> [STATED PROBLEM]:
Show all lines from the data that include the word "xlabel".

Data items
----------------------------------------
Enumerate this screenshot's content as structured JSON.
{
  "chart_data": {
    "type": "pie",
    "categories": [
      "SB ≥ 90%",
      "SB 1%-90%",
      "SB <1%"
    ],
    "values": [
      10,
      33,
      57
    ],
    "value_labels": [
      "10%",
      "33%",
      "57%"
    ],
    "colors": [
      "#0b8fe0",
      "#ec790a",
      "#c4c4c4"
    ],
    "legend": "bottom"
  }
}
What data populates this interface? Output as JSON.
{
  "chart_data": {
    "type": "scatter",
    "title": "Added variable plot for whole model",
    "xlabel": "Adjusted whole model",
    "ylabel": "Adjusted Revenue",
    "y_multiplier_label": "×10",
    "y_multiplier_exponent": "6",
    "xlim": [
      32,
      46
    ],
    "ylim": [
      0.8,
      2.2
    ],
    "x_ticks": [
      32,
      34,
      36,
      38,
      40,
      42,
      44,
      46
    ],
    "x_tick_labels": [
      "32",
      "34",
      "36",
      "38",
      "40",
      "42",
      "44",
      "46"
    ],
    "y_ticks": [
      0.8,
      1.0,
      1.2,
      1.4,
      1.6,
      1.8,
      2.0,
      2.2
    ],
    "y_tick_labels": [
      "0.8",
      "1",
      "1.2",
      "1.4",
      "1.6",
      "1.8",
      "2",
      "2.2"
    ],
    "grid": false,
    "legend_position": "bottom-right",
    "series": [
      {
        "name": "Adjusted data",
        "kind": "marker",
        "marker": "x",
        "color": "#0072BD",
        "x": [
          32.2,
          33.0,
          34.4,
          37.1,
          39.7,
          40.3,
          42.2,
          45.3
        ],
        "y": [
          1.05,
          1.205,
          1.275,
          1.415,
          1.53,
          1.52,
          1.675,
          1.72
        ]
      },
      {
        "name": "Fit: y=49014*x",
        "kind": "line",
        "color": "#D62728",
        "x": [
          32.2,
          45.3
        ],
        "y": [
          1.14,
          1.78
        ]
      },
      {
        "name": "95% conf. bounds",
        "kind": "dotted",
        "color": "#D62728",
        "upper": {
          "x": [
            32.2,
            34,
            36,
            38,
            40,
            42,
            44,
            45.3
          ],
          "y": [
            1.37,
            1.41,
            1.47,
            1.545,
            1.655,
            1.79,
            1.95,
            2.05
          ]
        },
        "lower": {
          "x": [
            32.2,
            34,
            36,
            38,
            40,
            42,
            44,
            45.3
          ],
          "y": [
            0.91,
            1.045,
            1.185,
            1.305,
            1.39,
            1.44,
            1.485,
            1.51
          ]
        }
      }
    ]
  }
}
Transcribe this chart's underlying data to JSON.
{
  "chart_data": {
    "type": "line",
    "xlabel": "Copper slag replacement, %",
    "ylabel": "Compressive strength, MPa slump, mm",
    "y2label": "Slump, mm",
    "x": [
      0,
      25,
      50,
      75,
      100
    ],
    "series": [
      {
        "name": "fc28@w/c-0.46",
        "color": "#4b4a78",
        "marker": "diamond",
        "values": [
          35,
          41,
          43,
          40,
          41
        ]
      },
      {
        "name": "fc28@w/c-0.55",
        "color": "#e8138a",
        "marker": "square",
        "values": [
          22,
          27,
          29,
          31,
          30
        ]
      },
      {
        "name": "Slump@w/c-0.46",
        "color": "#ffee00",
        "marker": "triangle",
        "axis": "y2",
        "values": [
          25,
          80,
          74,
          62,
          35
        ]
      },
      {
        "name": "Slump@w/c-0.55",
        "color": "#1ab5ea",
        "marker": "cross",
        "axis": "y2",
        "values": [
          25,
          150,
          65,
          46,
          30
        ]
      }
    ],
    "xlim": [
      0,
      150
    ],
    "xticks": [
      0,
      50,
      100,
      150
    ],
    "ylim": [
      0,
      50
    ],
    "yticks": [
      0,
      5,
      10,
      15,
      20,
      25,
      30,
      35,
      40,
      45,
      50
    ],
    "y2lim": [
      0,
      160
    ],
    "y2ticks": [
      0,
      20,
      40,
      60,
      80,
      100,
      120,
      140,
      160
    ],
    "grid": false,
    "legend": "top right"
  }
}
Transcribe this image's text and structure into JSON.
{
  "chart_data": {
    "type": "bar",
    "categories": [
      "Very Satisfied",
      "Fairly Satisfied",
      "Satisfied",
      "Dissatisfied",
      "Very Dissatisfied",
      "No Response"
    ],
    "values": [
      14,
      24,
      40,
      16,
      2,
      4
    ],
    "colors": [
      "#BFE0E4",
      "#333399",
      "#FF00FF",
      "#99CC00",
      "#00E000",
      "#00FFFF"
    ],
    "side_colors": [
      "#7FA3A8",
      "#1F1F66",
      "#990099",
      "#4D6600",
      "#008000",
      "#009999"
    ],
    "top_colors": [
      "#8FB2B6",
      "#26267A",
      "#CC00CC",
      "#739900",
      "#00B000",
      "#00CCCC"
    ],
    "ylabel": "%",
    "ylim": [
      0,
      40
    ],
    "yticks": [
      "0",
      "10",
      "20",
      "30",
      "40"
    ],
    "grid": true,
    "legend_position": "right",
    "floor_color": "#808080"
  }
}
----------------------------------------
> [THE RESULT]:
    "xlabel": "Adjusted whole model",
    "xlabel": "Copper slag replacement, %",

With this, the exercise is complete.